-- Begin Supplied entries --

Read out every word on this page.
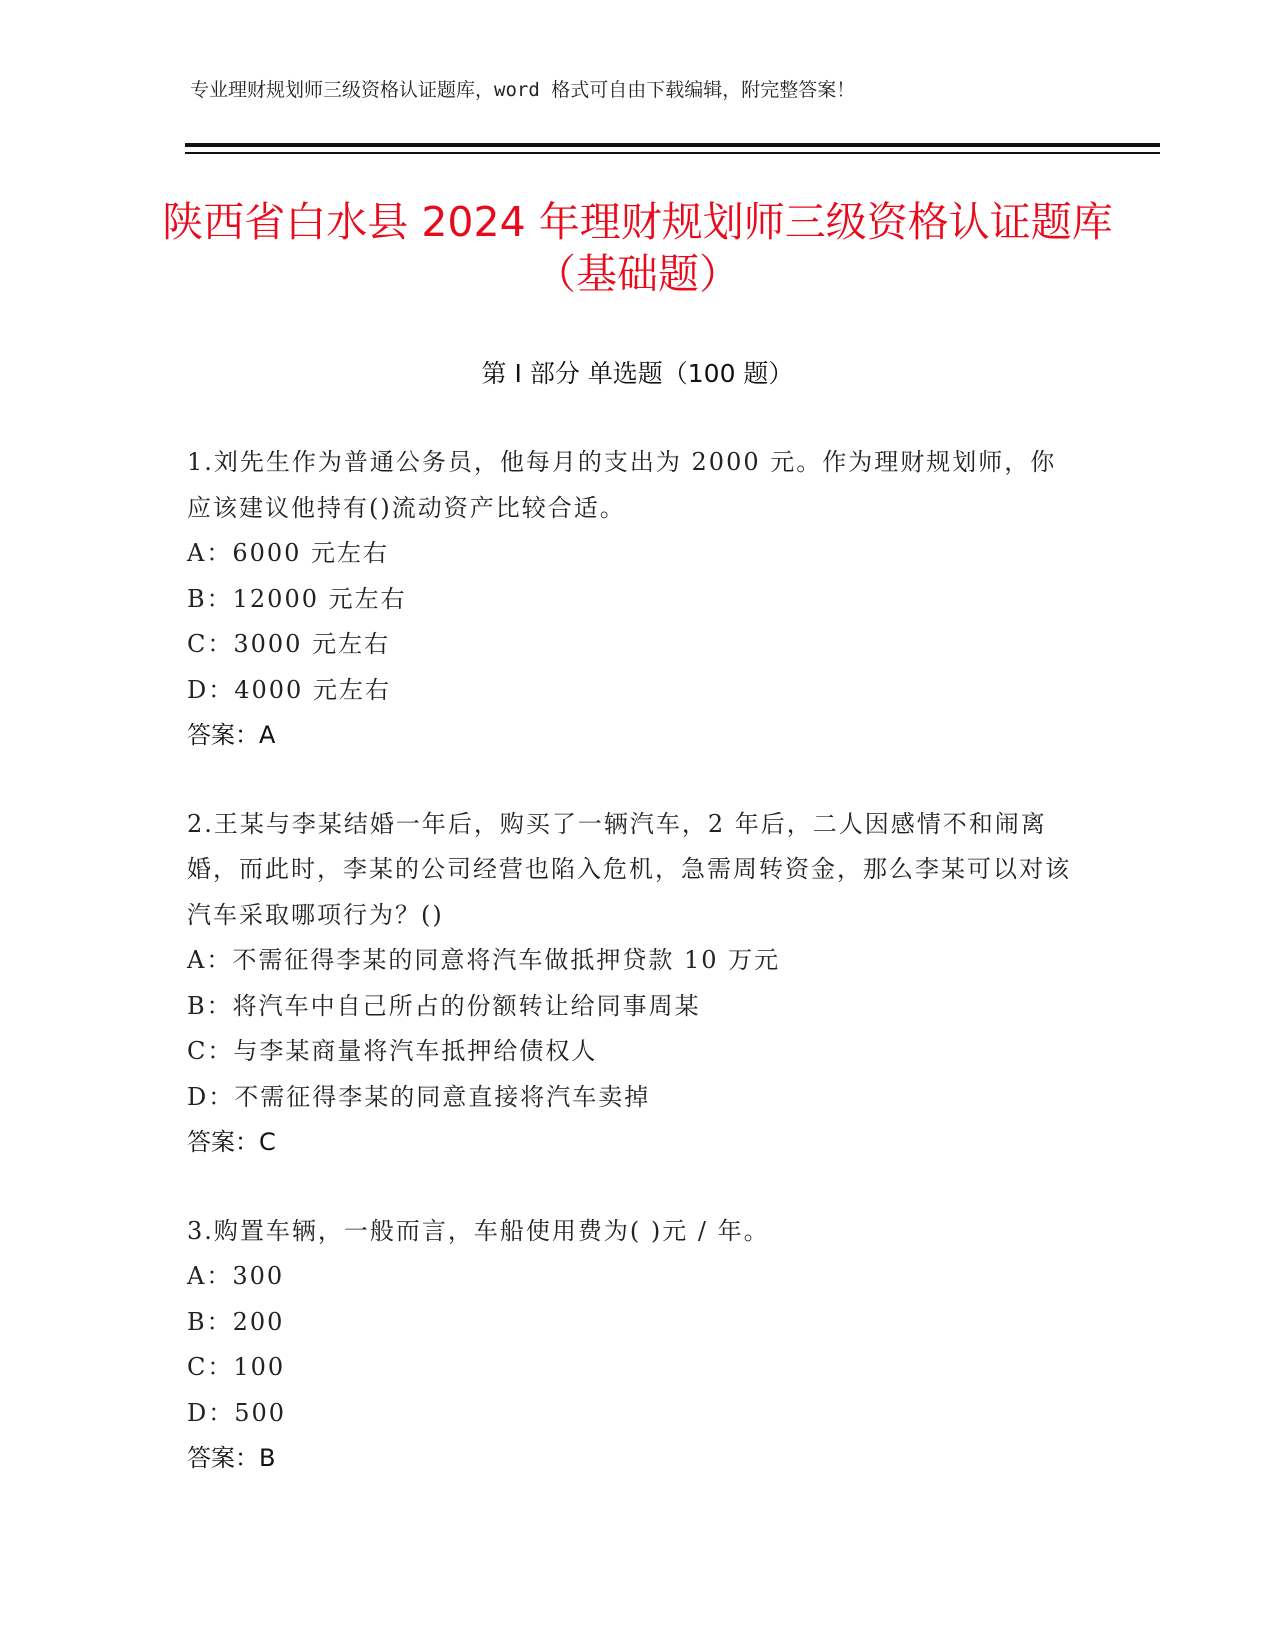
专业理财规划师三级资格认证题库，word 格式可自由下载编辑，附完整答案！
陕西省白水县 2024 年理财规划师三级资格认证题库（基础题）
第 I 部分 单选题（100 题）
1.刘先生作为普通公务员，他每月的支出为 2000 元。作为理财规划师，你应该建议他持有()流动资产比较合适。
A：6000 元左右
B：12000 元左右
C：3000 元左右
D：4000 元左右
答案：A
2.王某与李某结婚一年后，购买了一辆汽车，2 年后，二人因感情不和闹离婚，而此时，李某的公司经营也陷入危机，急需周转资金，那么李某可以对该汽车采取哪项行为？()
A：不需征得李某的同意将汽车做抵押贷款 10 万元
B：将汽车中自己所占的份额转让给同事周某
C：与李某商量将汽车抵押给债权人
D：不需征得李某的同意直接将汽车卖掉
答案：C
3.购置车辆，一般而言，车船使用费为( )元 / 年。
A：300
B：200
C：100
D：500
答案：B
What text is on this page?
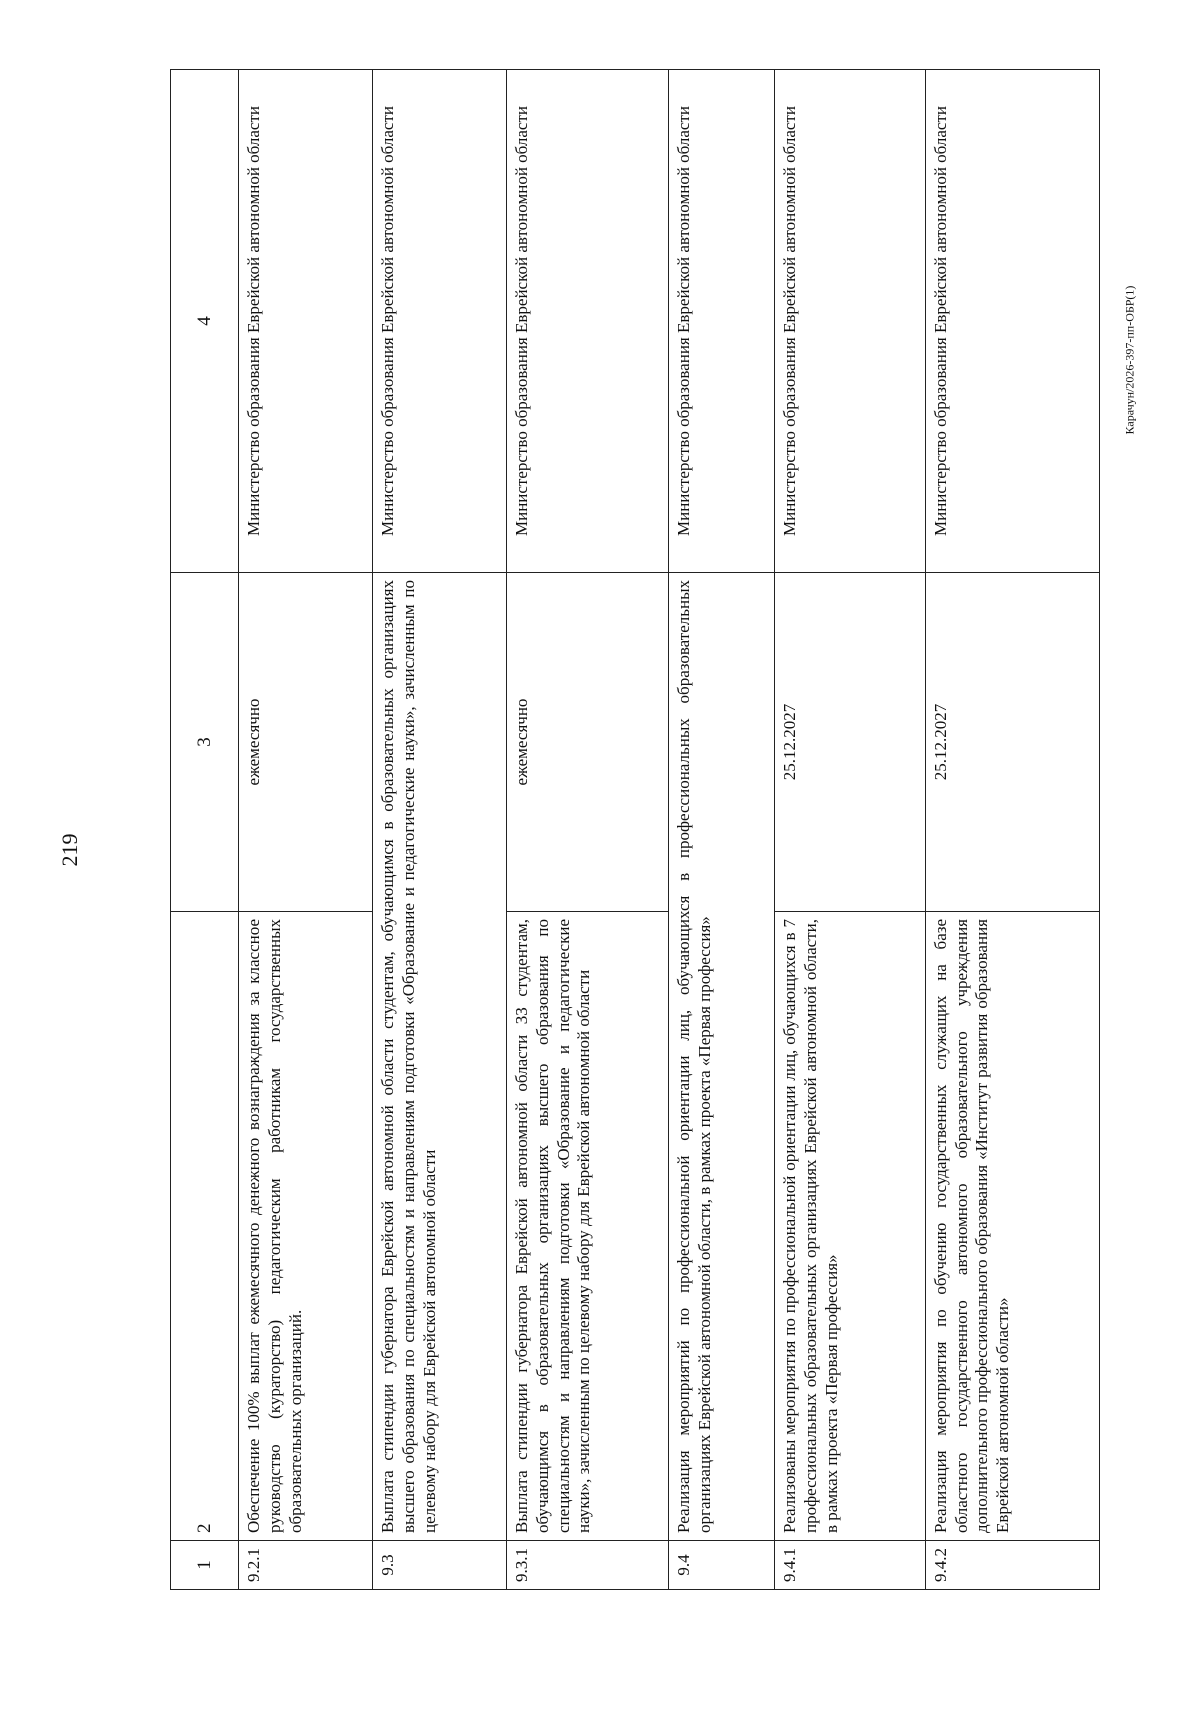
219
Карачун/2026-397-пп-ОБР(1)
1	2	3	4
9.2.1	Обеспечение 100% выплат ежемесячного денежного вознаграждения за классное руководство (кураторство) педагогическим работникам государственных образовательных организаций.	ежемесячно	Министерство образования Еврейской автономной области
9.3	Выплата стипендии губернатора Еврейской автономной области студентам, обучающимся в образовательных организациях высшего образования по специальностям и направлениям подготовки «Образование и педагогические науки», зачисленным по целевому набору для Еврейской автономной области		Министерство образования Еврейской автономной области
9.3.1	Выплата стипендии губернатора Еврейской автономной области 33 студентам, обучающимся в образовательных организациях высшего образования по специальностям и направлениям подготовки «Образование и педагогические науки», зачисленным по целевому набору для Еврейской автономной области	ежемесячно	Министерство образования Еврейской автономной области
9.4	Реализация мероприятий по профессиональной ориентации лиц, обучающихся в профессиональных образовательных организациях Еврейской автономной области, в рамках проекта «Первая профессия»		Министерство образования Еврейской автономной области
9.4.1	Реализованы мероприятия по профессиональной ориентации лиц, обучающихся в 7 профессиональных образовательных организациях Еврейской автономной области, в рамках проекта «Первая профессия»	25.12.2027	Министерство образования Еврейской автономной области
9.4.2	Реализация мероприятия по обучению государственных служащих на базе областного государственного автономного образовательного учреждения дополнительного профессионального образования «Институт развития образования Еврейской автономной области»	25.12.2027	Министерство образования Еврейской автономной области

-- End Supplied entries --

> _Objective_
Read through the entries and copy each line in which "государственных" appears.

> _Completed exercise_
9.2.1	Обеспечение 100% выплат ежемесячного денежного вознаграждения за классное руководство (кураторство) педагогическим работникам государственных образовательных организаций.	ежемесячно	Министерство образования Еврейской автономной области
9.4.2	Реализация мероприятия по обучению государственных служащих на базе областного государственного автономного образовательного учреждения дополнительного профессионального образования «Институт развития образования Еврейской автономной области»	25.12.2027	Министерство образования Еврейской автономной области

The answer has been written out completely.